>> begin Provided records

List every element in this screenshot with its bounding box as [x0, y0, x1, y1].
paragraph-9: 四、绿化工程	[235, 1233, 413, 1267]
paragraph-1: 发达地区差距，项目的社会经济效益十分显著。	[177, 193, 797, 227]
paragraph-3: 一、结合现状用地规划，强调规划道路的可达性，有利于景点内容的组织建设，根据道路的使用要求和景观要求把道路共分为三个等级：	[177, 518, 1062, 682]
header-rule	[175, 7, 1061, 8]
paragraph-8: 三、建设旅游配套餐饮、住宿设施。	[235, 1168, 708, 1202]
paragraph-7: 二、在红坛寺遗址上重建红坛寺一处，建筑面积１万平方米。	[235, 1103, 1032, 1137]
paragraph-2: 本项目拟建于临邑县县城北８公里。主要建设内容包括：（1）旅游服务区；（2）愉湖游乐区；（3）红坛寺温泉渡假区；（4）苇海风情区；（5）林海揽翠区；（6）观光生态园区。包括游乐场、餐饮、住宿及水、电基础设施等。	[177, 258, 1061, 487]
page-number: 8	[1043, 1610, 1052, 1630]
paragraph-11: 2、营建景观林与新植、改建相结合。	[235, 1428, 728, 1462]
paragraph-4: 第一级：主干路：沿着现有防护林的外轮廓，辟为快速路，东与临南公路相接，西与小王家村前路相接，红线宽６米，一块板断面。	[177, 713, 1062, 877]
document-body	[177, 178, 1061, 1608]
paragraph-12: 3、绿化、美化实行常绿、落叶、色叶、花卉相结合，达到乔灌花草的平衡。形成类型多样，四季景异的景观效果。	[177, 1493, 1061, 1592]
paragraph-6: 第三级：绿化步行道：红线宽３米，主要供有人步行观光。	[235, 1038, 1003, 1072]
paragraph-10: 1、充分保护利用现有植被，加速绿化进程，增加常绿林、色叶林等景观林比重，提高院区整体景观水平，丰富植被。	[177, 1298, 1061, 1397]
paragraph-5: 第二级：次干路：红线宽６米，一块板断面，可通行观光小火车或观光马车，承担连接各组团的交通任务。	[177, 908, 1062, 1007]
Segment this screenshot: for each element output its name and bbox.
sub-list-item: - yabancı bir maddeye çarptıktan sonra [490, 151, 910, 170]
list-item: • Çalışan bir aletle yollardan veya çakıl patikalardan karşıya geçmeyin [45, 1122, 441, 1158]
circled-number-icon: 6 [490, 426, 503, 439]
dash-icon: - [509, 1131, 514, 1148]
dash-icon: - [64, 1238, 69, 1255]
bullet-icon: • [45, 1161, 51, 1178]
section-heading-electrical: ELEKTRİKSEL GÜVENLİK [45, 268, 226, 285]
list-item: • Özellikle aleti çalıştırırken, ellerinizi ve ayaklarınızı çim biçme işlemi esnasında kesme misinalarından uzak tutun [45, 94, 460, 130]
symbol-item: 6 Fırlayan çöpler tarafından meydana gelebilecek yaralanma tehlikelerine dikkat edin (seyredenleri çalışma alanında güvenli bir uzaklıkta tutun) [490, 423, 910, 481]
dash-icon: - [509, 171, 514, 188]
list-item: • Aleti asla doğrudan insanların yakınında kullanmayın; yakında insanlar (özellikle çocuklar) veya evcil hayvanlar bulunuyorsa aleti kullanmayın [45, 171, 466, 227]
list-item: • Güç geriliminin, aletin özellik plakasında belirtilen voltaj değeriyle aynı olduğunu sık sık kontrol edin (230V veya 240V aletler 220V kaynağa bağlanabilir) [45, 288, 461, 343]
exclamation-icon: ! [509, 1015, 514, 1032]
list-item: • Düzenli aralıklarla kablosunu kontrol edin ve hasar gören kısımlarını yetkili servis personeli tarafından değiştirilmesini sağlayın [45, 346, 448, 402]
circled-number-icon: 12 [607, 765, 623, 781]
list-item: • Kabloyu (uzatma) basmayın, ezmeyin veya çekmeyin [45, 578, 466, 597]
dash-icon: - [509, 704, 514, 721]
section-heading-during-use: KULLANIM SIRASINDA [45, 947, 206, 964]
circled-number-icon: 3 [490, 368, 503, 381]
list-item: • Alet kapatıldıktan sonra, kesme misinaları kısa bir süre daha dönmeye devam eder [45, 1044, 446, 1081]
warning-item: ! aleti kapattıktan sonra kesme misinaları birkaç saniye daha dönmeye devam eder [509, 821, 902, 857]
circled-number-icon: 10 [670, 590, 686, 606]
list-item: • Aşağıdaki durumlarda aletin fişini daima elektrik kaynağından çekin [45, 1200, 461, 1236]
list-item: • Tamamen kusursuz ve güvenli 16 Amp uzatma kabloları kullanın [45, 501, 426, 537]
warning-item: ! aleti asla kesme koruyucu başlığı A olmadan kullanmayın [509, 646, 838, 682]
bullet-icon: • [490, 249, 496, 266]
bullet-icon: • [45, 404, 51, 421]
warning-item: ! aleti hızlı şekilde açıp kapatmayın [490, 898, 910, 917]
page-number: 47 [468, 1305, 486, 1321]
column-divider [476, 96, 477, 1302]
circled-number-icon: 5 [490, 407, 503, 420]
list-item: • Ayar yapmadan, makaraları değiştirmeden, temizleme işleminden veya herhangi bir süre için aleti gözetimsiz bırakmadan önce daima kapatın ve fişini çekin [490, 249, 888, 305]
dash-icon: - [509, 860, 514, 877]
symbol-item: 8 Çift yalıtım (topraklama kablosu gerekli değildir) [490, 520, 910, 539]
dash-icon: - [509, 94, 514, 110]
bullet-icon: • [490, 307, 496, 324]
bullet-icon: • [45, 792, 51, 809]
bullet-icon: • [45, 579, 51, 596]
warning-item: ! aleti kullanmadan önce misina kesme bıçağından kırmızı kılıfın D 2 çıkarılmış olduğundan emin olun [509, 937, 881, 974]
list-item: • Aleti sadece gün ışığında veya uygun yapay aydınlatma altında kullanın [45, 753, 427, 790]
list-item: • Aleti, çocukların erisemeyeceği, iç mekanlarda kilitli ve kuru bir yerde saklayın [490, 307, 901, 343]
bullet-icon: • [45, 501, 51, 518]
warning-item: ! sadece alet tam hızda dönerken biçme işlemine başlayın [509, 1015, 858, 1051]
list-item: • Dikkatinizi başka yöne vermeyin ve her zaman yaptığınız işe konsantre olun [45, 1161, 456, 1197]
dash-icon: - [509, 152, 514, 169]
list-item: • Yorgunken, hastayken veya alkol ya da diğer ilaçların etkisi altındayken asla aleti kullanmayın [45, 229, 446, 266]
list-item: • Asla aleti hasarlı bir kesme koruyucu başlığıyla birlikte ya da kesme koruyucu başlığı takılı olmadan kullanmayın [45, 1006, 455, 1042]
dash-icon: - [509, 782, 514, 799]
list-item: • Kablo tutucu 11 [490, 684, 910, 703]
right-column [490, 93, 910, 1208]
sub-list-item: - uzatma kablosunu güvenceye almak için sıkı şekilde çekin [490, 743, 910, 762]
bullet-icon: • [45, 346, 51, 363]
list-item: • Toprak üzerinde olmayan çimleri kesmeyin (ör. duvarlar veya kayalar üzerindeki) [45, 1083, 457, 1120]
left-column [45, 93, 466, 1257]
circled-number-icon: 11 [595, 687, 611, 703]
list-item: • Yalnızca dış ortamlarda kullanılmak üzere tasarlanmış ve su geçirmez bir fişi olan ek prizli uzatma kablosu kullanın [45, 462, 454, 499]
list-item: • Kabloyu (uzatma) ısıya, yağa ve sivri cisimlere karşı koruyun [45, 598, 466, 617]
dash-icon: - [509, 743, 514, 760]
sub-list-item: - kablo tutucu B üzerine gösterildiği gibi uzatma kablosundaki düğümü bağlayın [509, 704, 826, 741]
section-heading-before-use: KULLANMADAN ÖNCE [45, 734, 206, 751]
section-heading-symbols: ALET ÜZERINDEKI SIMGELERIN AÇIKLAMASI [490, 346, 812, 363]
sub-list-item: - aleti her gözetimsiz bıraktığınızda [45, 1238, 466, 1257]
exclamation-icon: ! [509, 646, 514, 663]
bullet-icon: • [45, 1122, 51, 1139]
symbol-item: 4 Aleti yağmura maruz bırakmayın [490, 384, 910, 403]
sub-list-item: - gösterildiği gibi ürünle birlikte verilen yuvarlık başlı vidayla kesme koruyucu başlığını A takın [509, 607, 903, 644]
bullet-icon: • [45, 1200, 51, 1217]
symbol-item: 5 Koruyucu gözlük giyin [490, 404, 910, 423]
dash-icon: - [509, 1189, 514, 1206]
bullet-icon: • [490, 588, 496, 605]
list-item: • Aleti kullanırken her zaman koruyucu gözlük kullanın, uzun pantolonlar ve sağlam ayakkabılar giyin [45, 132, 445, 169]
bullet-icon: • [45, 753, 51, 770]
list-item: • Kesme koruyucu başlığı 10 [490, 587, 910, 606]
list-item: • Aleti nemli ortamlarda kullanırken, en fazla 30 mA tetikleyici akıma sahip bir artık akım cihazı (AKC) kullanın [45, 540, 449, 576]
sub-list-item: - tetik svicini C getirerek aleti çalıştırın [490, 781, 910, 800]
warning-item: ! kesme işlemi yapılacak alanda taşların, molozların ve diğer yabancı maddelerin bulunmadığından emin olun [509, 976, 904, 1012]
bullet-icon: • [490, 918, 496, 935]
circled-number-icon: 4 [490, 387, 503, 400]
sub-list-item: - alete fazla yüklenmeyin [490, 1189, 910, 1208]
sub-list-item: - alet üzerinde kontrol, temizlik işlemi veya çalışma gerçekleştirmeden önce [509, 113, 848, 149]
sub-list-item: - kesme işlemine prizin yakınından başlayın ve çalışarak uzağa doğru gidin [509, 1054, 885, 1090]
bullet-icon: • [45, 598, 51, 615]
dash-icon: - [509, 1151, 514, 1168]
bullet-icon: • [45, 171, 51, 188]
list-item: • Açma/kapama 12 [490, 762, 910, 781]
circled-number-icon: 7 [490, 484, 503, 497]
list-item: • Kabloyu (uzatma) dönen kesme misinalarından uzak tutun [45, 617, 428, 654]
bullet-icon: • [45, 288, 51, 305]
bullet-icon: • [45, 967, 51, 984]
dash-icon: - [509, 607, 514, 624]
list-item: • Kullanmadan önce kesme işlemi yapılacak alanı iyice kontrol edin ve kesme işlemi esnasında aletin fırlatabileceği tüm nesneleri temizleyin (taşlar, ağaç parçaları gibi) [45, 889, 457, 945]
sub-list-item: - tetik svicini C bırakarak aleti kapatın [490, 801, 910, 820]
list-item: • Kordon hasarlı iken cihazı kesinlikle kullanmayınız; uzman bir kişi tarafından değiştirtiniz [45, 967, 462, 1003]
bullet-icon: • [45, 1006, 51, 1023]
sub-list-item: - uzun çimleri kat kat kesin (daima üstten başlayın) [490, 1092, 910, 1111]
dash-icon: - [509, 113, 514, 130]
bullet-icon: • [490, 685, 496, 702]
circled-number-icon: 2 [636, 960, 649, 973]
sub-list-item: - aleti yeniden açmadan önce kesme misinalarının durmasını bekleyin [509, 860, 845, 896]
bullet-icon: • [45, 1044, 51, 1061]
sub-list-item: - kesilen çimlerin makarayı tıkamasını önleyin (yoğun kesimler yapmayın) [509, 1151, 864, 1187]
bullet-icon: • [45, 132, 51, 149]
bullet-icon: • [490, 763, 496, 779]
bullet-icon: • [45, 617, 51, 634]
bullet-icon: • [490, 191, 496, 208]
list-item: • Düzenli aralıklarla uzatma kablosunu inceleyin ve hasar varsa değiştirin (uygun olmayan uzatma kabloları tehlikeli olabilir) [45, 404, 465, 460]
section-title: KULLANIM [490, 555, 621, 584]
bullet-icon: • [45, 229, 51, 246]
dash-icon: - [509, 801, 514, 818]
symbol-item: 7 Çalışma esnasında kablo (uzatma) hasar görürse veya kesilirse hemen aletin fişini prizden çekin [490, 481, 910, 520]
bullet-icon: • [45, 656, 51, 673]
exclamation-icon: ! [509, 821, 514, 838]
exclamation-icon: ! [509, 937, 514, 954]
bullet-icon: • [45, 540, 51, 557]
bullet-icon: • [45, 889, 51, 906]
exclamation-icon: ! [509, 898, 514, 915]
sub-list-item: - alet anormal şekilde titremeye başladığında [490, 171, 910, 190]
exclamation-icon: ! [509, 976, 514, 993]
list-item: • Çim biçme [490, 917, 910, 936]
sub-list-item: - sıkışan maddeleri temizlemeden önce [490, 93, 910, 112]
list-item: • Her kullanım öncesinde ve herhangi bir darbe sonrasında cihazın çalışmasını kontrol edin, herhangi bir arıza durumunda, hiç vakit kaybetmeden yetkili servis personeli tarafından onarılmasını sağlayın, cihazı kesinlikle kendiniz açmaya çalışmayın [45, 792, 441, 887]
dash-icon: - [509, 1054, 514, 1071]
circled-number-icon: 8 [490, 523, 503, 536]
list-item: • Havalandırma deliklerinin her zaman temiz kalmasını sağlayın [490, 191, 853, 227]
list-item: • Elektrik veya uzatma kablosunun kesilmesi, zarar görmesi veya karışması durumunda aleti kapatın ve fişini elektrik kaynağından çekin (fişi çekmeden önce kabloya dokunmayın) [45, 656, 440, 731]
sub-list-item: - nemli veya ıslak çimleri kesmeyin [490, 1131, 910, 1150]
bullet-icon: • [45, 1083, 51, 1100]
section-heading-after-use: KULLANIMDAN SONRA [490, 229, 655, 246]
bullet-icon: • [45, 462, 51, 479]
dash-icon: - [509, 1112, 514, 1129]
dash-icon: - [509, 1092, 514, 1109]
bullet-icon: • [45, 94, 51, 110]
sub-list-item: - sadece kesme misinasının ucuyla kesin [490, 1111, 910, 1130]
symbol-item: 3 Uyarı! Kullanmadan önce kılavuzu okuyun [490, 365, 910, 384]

>> end Provided records

* Exercise directions *
Please rewrite everything from the start of the records down to the line containing "1493, 1061, 1592]", switching each "paragraph" to "text-block" and keeping all else unchanged.

* Result of this task *
List every element in this screenshot with its bounding box as [x0, y0, x1, y1].
text-block-9: 四、绿化工程	[235, 1233, 413, 1267]
text-block-1: 发达地区差距，项目的社会经济效益十分显著。	[177, 193, 797, 227]
text-block-3: 一、结合现状用地规划，强调规划道路的可达性，有利于景点内容的组织建设，根据道路的使用要求和景观要求把道路共分为三个等级：	[177, 518, 1062, 682]
header-rule	[175, 7, 1061, 8]
text-block-8: 三、建设旅游配套餐饮、住宿设施。	[235, 1168, 708, 1202]
text-block-7: 二、在红坛寺遗址上重建红坛寺一处，建筑面积１万平方米。	[235, 1103, 1032, 1137]
text-block-2: 本项目拟建于临邑县县城北８公里。主要建设内容包括：（1）旅游服务区；（2）愉湖游乐区；（3）红坛寺温泉渡假区；（4）苇海风情区；（5）林海揽翠区；（6）观光生态园区。包括游乐场、餐饮、住宿及水、电基础设施等。	[177, 258, 1061, 487]
page-number: 8	[1043, 1610, 1052, 1630]
text-block-11: 2、营建景观林与新植、改建相结合。	[235, 1428, 728, 1462]
text-block-4: 第一级：主干路：沿着现有防护林的外轮廓，辟为快速路，东与临南公路相接，西与小王家村前路相接，红线宽６米，一块板断面。	[177, 713, 1062, 877]
document-body	[177, 178, 1061, 1608]
text-block-12: 3、绿化、美化实行常绿、落叶、色叶、花卉相结合，达到乔灌花草的平衡。形成类型多样，四季景异的景观效果。	[177, 1493, 1061, 1592]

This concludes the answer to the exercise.